_Bloc de texte:_
Comment expliquer que cette œuvre conçue par un peintre originaire de Hambourg ait pu se retrouver dans la province de Québec?

Bruno Piglhein vit le jour en 1848 à Hambourg. Après ses études, il entreprit une formation de sculpteur et, plus tard, de peintre. Il travailla dans divers ateliers et apprit son métier à l'Académie des beaux-arts de Dresde ainsi qu'à l'École des arts de Weimar. À 22 ans, il déménagea à Munich. Puis, de 1885 à 1886, il se rendit à Paris puis à Jérusalem pour réaliser des études sur ce qui allait devenir son œuvre maîtresse : « La crucifixion du Christ ». Lors de son retour à Munich, Piglhein fut nommé professeur. Il enseigna jusqu'en 1892 au moment de la fondation de la Sécession munichoise à laquelle il participa. En tant que peintre, c'est avec ces compositions religieuses et mythologiques qu'il connut le plus de succès. Un homme d'affaires munichois, Joseph Halder, lui demanda de peindre une grande toile panoramique, aussi appelée diorama, devant représenter Jérusalem au temps de la crucifixion du Christ. Après en avoir fait l'ébauche, Piglhein s'assura de la collaboration des peintres paysagistes Josef Block, Johann Adalbert Heine et Joseph Krieger pour réaliser le tableau. C'est le 1er juin 1886 que cette oeuvre panoramique de 14 mètres de hauteur et de 100 mètres de longueur, intitulée « La crucifixion du Christ », fut présentée à Munich. La toile gigantesque fut ensuite exposée dans les villes de Vienne, Munich et Berlin dans des édifices spécialement conçus pour recevoir la toile. Ces représentations panoramiques étaient très populaires au 19e siècle servant en quelque sorte de médium de masse. Malheureusement, l'œuvre panoramique originale fut détruite par le feu à Vienne en 1892 au grand regret de Piglhein. Les circonstances exactes de l'incendie n'ont jamais été élucidées.

Comment une reproduction identique ayant les mêmes dimensions que l'oeuvre originale de Piglhein a-t-elle pu se retrouver à Sainte-Anne-de-Beaupré?

_Données fournies:_
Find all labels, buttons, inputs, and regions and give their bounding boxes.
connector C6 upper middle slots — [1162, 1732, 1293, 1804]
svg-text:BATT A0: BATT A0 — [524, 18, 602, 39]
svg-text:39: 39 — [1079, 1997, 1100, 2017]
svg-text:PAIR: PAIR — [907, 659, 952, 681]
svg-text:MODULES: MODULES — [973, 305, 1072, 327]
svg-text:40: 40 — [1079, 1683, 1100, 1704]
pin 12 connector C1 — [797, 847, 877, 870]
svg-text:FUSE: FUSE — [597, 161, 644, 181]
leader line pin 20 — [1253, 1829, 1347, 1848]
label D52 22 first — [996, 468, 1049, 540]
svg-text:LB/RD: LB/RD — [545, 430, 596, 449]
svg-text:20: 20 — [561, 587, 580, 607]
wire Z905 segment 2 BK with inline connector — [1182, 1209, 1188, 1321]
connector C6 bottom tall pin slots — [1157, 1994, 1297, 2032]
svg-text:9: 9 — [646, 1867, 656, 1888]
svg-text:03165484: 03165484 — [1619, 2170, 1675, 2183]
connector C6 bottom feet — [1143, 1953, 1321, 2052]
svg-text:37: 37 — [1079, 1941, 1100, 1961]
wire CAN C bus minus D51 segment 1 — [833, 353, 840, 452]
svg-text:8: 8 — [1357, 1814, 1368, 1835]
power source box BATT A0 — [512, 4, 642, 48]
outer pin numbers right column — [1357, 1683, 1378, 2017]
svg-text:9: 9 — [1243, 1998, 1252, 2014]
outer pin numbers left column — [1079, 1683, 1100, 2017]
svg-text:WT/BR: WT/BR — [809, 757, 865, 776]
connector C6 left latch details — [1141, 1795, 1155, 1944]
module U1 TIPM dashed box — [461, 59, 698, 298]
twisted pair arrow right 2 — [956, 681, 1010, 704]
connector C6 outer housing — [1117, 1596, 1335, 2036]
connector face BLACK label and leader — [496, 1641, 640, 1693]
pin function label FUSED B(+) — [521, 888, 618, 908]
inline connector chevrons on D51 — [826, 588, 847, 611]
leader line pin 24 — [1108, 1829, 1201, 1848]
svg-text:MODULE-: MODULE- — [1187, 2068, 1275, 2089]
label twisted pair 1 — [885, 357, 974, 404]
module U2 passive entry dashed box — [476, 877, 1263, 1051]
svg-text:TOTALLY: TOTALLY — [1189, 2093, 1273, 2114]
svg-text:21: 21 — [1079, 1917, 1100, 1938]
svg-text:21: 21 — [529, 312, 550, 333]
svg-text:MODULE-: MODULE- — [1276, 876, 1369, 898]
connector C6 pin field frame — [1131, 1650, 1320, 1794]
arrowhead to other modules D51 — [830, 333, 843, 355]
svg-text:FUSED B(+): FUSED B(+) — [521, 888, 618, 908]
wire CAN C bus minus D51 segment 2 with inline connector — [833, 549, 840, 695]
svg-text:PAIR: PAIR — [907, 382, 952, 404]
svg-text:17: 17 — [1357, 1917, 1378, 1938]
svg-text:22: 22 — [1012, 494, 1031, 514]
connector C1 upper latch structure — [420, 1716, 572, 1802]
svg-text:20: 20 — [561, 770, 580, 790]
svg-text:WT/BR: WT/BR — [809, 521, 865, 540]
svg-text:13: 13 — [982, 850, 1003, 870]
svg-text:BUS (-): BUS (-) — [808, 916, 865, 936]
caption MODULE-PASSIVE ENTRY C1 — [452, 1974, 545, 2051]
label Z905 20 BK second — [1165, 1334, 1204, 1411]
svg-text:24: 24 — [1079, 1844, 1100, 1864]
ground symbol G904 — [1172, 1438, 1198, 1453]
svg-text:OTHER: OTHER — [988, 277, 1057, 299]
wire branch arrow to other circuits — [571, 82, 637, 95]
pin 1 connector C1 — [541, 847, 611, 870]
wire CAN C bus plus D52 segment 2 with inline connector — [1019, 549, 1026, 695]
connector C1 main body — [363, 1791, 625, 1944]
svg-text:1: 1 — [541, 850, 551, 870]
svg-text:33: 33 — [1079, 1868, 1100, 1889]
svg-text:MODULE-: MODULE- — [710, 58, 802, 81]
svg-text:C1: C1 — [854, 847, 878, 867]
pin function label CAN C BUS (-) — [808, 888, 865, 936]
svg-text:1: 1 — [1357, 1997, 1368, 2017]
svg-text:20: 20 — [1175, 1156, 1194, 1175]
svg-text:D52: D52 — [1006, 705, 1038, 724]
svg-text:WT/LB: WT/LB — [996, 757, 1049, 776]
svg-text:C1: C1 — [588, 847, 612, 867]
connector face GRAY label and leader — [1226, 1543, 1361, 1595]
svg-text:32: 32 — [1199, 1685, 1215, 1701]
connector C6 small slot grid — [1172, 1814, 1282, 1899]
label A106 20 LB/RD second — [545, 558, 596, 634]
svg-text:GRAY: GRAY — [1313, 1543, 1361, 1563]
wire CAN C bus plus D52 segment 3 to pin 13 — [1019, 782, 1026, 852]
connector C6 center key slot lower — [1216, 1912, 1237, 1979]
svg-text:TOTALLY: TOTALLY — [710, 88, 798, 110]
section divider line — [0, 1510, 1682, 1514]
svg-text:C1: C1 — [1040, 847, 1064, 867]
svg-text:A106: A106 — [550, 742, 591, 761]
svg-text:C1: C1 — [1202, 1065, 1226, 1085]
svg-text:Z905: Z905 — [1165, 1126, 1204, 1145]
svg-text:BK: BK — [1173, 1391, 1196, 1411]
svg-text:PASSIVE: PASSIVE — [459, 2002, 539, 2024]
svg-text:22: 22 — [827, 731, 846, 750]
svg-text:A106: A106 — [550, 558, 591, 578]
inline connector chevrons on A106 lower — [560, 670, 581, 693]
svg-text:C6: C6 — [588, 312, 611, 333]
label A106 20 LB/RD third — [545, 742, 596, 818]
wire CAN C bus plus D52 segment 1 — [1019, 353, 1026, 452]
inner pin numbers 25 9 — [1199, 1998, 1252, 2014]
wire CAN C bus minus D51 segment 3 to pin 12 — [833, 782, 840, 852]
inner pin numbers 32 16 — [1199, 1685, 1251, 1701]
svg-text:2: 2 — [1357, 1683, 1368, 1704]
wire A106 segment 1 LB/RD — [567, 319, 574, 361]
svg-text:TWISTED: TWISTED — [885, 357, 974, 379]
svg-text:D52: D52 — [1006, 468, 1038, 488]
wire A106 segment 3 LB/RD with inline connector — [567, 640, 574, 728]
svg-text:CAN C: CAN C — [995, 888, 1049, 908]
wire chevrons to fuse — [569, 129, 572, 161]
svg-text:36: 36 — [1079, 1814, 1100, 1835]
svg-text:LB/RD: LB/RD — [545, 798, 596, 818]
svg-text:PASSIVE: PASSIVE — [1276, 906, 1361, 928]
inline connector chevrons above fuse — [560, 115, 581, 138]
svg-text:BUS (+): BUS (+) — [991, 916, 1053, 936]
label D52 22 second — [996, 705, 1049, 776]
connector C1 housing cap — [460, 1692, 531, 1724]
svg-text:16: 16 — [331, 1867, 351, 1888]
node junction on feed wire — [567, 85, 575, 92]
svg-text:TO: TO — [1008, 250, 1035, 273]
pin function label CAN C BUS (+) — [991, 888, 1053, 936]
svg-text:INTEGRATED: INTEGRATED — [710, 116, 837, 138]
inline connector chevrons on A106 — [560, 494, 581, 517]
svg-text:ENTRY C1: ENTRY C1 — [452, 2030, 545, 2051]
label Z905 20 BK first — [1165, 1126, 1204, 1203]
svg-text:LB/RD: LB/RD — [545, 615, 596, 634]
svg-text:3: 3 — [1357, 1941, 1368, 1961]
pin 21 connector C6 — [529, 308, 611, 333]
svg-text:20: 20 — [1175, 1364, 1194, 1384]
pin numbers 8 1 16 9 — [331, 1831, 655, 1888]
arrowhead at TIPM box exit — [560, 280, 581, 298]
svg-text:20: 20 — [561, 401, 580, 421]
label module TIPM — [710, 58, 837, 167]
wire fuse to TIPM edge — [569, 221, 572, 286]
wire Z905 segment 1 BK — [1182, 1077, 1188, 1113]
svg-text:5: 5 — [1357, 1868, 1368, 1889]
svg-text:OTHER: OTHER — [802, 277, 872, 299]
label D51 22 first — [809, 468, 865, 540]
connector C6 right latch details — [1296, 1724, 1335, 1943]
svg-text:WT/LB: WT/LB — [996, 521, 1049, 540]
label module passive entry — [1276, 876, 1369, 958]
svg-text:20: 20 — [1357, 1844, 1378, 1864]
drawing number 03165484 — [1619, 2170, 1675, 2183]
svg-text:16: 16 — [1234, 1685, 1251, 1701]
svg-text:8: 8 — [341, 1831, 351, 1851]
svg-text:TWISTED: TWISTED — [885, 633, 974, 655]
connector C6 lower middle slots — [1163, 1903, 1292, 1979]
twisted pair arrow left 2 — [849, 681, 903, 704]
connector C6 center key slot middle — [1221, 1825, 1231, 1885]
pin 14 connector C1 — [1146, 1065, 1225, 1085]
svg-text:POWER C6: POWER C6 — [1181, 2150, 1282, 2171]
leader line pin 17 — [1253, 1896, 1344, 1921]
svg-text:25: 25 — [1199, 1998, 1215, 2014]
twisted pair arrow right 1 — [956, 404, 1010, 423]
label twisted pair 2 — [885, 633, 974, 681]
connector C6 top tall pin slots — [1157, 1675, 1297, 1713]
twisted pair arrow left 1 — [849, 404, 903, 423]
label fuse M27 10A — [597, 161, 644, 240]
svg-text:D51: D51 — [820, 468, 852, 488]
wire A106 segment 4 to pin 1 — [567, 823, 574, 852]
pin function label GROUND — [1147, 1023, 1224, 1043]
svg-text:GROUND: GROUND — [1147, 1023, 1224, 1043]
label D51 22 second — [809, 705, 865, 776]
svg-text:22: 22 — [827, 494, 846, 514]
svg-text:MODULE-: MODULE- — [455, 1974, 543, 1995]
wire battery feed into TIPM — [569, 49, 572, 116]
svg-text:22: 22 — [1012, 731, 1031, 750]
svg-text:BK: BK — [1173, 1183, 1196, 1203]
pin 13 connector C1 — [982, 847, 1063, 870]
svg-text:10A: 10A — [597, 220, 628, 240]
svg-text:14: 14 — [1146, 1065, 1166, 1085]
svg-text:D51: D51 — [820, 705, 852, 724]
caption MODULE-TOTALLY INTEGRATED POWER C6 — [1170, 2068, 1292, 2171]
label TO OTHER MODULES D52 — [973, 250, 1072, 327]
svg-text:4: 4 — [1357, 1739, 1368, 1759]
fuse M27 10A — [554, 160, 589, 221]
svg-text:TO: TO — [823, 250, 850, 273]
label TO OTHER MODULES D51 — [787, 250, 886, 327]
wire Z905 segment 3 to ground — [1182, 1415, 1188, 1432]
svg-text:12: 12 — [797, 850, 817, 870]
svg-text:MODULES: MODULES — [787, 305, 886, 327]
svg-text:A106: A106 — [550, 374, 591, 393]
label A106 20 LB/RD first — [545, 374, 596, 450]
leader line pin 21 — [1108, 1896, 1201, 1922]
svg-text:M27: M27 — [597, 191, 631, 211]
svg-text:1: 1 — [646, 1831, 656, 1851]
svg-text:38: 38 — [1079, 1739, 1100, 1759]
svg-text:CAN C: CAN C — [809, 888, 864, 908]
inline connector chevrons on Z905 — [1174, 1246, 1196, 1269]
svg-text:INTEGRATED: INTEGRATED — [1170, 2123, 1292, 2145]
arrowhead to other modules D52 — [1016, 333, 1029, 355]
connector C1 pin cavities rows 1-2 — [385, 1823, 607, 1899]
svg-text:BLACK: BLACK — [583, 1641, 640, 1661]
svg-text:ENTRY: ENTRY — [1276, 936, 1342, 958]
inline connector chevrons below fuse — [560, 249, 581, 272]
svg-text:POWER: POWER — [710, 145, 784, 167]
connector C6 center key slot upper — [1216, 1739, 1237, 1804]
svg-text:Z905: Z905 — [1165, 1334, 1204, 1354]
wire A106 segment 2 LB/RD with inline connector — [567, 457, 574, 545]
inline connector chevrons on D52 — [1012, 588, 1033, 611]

_Consigne:_ Traduisez en anglais la phrase suivante du texte sur Piglhein : « Il travailla dans divers ateliers et apprit son métier à l'Académie des beaux-arts de Dresde ainsi qu'à l'École des arts de Weimar. »

_Réponse rédigée:_ He worked in various studios and learned his craft at the Dresden Academy of Fine Arts as well as at the Weimar School of Art.